Copy out the part of the data that runs from its first line through the line containing "staticText: Senha? [330, 464, 370, 480]", switching "Identify" to "List" and changing nothing else.

-- start Record list --

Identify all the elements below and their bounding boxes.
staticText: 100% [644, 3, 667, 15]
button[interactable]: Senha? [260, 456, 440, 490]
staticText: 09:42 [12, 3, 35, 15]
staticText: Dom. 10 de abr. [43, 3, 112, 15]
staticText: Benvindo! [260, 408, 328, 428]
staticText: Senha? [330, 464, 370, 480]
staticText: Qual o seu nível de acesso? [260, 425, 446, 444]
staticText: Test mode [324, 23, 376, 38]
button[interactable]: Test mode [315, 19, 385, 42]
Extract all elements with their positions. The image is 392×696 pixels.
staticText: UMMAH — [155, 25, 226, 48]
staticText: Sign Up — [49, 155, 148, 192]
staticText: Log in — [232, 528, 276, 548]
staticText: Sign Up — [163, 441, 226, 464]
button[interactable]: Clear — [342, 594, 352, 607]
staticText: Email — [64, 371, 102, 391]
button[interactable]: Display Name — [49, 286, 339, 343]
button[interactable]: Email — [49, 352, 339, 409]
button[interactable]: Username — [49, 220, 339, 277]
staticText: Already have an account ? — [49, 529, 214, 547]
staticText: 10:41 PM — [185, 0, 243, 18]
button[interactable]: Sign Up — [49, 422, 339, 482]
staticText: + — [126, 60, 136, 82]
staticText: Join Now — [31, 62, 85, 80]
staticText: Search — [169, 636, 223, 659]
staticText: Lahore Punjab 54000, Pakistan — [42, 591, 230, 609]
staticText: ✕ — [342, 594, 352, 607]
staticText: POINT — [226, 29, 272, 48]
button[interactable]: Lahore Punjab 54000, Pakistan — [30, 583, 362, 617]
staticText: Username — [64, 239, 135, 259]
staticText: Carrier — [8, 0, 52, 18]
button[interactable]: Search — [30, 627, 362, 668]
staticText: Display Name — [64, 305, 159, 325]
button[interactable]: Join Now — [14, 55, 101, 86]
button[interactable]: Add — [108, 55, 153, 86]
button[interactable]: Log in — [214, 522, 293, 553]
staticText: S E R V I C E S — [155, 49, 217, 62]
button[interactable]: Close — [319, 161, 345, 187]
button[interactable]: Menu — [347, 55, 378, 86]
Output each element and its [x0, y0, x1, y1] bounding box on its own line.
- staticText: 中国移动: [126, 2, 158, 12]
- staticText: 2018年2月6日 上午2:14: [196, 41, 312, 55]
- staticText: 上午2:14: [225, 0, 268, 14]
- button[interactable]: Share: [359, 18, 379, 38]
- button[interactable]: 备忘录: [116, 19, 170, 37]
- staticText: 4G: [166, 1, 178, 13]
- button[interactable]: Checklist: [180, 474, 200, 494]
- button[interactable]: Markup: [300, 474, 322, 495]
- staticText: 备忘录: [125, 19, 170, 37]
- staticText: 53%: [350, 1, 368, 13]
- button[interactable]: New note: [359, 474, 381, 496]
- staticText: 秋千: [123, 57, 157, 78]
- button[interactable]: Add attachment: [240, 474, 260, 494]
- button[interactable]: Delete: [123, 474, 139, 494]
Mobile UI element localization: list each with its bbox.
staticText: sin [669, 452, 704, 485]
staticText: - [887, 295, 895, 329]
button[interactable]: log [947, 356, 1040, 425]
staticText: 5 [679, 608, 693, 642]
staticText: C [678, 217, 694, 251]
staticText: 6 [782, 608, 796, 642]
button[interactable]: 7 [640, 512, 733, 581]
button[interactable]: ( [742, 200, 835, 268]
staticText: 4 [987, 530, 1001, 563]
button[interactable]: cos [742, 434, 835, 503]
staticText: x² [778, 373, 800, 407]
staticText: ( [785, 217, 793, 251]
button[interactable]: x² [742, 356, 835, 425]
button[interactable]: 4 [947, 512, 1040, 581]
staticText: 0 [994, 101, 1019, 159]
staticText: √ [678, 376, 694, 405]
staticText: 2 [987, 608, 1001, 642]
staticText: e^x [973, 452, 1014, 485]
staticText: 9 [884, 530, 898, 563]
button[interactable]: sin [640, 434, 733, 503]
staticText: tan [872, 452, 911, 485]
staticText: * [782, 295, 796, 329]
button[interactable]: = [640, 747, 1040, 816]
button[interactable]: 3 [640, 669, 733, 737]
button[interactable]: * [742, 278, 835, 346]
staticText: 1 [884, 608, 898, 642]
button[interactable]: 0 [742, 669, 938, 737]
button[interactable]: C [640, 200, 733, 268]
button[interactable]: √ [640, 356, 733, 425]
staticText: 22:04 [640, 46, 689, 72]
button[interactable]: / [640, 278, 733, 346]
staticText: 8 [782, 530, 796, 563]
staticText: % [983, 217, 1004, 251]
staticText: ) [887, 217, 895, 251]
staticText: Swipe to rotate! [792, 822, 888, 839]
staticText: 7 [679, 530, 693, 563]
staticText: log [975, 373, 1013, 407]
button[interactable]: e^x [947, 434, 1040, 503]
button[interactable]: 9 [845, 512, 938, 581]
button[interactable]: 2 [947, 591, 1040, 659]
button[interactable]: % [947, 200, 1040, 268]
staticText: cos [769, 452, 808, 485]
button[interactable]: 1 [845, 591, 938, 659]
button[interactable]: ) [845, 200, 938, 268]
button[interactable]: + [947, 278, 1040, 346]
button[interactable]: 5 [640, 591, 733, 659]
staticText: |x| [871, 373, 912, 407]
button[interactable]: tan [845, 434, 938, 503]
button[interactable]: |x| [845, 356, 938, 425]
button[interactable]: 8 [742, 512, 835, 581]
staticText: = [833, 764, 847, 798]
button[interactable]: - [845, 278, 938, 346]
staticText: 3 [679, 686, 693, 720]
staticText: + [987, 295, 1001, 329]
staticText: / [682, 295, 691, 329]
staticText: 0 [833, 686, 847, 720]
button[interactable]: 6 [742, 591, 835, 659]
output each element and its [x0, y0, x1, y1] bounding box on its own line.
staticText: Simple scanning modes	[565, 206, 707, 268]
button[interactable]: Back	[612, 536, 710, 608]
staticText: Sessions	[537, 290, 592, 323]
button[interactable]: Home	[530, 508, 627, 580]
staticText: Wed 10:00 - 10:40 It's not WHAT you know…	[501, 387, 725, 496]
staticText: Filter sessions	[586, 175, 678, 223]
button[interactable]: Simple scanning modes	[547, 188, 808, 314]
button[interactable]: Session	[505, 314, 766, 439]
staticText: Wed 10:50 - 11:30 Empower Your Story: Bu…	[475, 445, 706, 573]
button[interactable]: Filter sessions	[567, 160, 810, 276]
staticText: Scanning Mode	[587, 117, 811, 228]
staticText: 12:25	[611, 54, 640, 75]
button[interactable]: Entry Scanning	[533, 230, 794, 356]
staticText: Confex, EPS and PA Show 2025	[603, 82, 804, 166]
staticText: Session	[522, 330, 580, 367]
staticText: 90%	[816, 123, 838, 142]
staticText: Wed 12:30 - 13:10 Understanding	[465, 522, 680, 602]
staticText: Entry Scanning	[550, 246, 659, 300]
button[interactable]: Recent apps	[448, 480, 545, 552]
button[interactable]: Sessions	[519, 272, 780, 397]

-- end Record list --

> **Output**:
List all the elements below and their bounding boxes.
staticText: 100% [644, 3, 667, 15]
button[interactable]: Senha? [260, 456, 440, 490]
staticText: 09:42 [12, 3, 35, 15]
staticText: Dom. 10 de abr. [43, 3, 112, 15]
staticText: Benvindo! [260, 408, 328, 428]
staticText: Senha? [330, 464, 370, 480]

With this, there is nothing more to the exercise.